→ **Exercise requirements**:
Find every line in the records below that holds the word "Using", and copy it out.
(begin)
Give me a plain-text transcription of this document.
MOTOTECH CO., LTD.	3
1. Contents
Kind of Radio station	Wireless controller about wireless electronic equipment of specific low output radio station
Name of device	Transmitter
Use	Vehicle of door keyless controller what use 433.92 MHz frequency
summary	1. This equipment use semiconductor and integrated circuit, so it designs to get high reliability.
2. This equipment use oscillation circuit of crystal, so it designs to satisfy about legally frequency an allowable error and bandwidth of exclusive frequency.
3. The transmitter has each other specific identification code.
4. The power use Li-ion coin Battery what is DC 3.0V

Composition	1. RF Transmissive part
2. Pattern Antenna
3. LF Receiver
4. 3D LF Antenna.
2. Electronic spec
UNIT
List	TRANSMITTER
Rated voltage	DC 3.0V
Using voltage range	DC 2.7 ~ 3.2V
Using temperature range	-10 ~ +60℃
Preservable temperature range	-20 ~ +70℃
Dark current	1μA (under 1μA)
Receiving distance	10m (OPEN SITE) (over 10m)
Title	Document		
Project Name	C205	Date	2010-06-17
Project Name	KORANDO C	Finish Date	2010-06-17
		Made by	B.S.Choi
(end)
(begin)
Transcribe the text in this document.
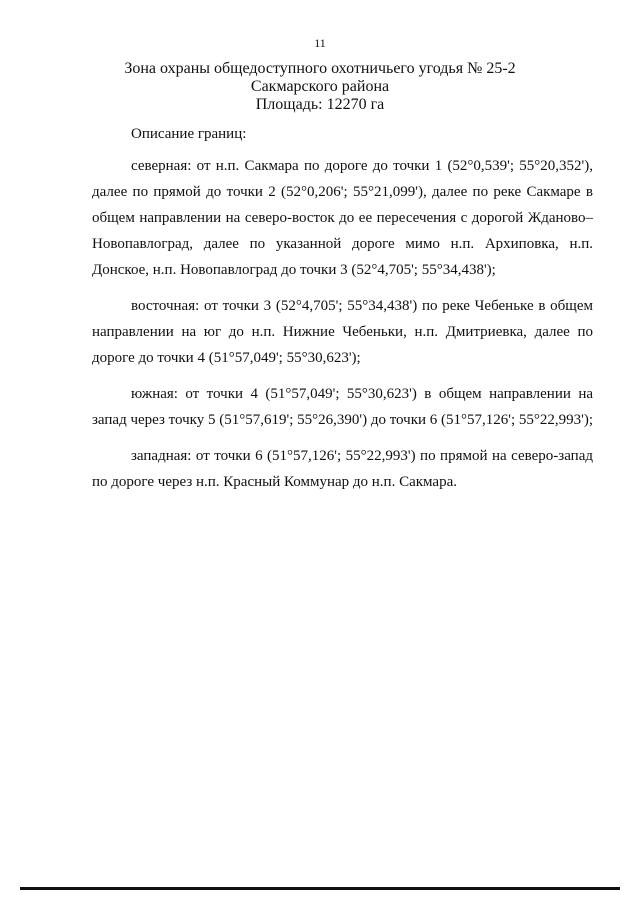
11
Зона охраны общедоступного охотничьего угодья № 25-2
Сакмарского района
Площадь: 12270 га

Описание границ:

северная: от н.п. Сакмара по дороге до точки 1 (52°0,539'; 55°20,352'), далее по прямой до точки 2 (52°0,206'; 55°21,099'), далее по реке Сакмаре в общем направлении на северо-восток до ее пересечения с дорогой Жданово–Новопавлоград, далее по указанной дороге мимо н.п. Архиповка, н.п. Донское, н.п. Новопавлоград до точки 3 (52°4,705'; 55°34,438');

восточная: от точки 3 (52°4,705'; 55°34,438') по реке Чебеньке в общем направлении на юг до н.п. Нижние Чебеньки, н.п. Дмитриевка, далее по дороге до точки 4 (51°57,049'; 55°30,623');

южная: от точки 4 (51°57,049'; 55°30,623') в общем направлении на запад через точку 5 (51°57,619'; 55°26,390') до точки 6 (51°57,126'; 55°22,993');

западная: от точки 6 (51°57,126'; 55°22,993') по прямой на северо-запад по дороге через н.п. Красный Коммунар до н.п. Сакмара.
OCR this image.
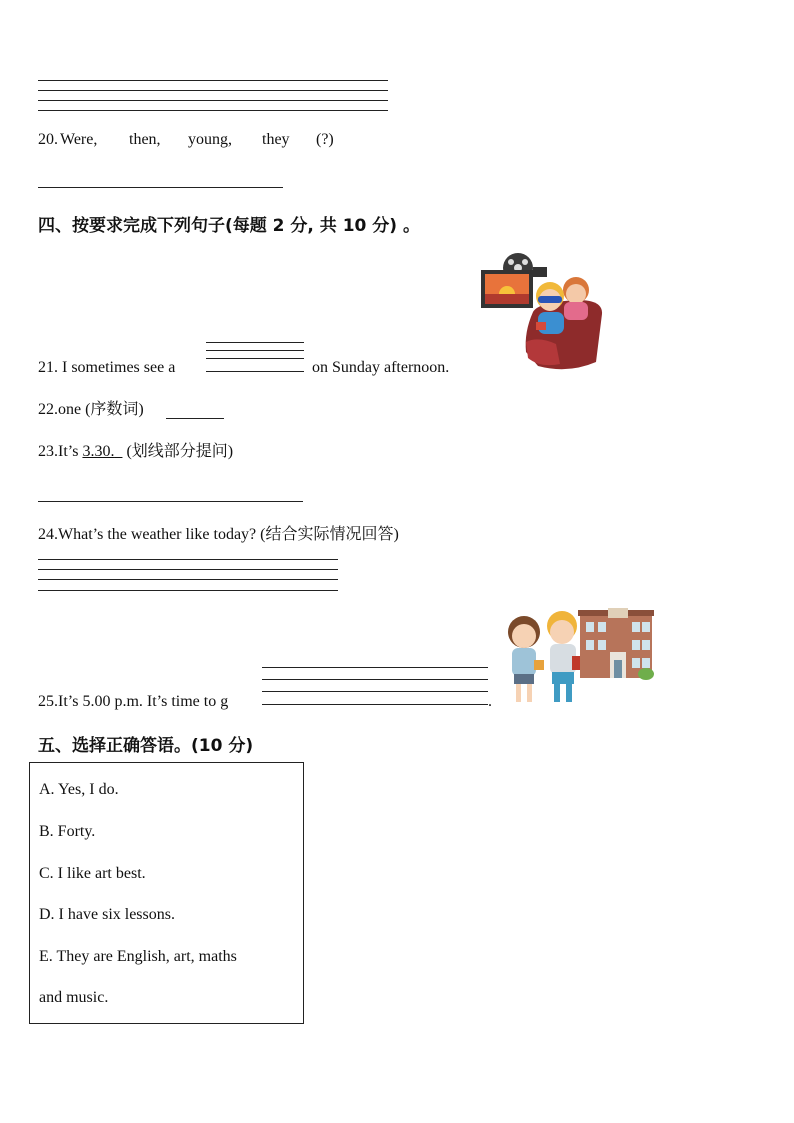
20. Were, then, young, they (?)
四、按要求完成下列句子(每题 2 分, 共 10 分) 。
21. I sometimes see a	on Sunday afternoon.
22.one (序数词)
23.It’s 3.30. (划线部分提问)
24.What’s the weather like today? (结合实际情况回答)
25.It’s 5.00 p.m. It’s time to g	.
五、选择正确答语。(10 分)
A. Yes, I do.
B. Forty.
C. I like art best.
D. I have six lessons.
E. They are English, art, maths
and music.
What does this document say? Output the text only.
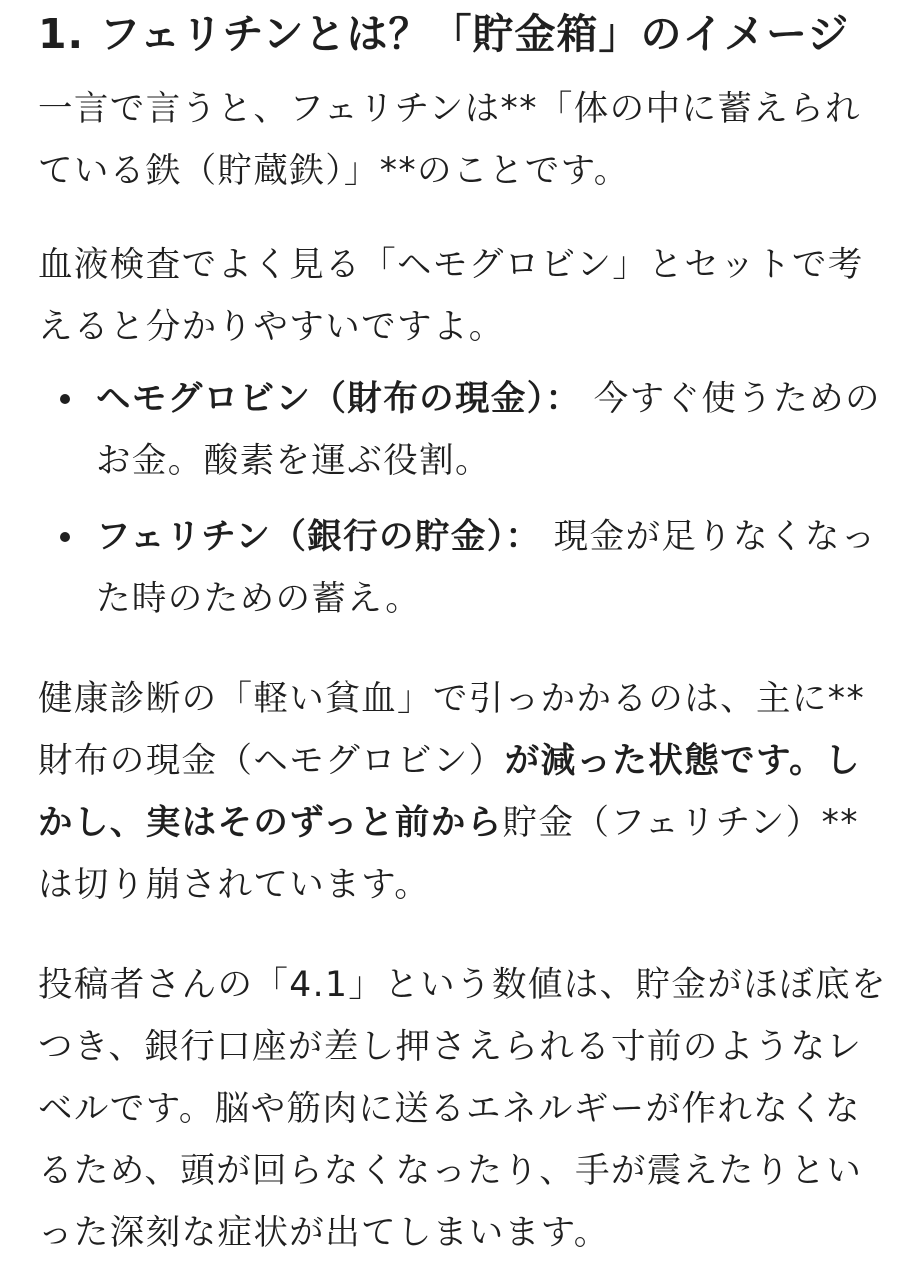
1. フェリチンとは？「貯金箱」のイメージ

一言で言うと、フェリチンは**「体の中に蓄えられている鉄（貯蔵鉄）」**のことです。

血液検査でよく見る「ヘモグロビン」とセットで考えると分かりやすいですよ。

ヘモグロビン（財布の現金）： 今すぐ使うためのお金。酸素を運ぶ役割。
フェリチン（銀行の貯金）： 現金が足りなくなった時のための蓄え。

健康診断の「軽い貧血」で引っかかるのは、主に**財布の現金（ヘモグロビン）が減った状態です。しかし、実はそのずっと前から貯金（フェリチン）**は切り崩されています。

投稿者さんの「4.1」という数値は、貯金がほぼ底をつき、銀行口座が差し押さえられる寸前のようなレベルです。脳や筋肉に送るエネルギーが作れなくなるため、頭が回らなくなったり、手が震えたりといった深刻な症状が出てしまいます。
(end)
→ **Solution below**:
Using voltage range	DC 2.7 ~ 3.2V
Using temperature range	-10 ~ +60℃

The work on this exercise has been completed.